▶ EXERCISE BRIEF: Would you return all of this data exactly, leaving nothing out?

▶ Records from a data collection:

**********

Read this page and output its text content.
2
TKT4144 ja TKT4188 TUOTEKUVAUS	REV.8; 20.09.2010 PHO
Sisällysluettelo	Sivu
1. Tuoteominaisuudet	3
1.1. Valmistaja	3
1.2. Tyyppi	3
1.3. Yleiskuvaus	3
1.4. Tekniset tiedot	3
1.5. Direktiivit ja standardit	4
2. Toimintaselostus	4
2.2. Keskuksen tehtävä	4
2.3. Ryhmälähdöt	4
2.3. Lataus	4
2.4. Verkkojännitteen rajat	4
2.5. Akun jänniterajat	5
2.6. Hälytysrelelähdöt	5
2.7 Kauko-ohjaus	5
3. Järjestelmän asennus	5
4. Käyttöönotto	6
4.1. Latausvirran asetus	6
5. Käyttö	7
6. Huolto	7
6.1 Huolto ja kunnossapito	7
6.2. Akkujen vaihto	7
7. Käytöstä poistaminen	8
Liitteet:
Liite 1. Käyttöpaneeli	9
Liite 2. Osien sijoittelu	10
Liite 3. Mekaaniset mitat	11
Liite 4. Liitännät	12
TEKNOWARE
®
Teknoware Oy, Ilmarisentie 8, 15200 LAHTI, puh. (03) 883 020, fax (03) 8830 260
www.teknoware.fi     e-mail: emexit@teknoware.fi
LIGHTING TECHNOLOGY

**********

▶ ANSWER FOR THIS EXERCISE:
Read this page and output its text content.
2
TKT4144 ja TKT4188 TUOTEKUVAUS	REV.8; 20.09.2010 PHO
Sisällysluettelo	Sivu
1. Tuoteominaisuudet	3
1.1. Valmistaja	3
1.2. Tyyppi	3
1.3. Yleiskuvaus	3
1.4. Tekniset tiedot	3
1.5. Direktiivit ja standardit	4
2. Toimintaselostus	4
2.2. Keskuksen tehtävä	4
2.3. Ryhmälähdöt	4
2.3. Lataus	4
2.4. Verkkojännitteen rajat	4
2.5. Akun jänniterajat	5
2.6. Hälytysrelelähdöt	5
2.7 Kauko-ohjaus	5
3. Järjestelmän asennus	5
4. Käyttöönotto	6
4.1. Latausvirran asetus	6
5. Käyttö	7
6. Huolto	7
6.1 Huolto ja kunnossapito	7
6.2. Akkujen vaihto	7
7. Käytöstä poistaminen	8
Liitteet:
Liite 1. Käyttöpaneeli	9
Liite 2. Osien sijoittelu	10
Liite 3. Mekaaniset mitat	11
Liite 4. Liitännät	12
TEKNOWARE
®
Teknoware Oy, Ilmarisentie 8, 15200 LAHTI, puh. (03) 883 020, fax (03) 8830 260
www.teknoware.fi     e-mail: emexit@teknoware.fi
LIGHTING TECHNOLOGY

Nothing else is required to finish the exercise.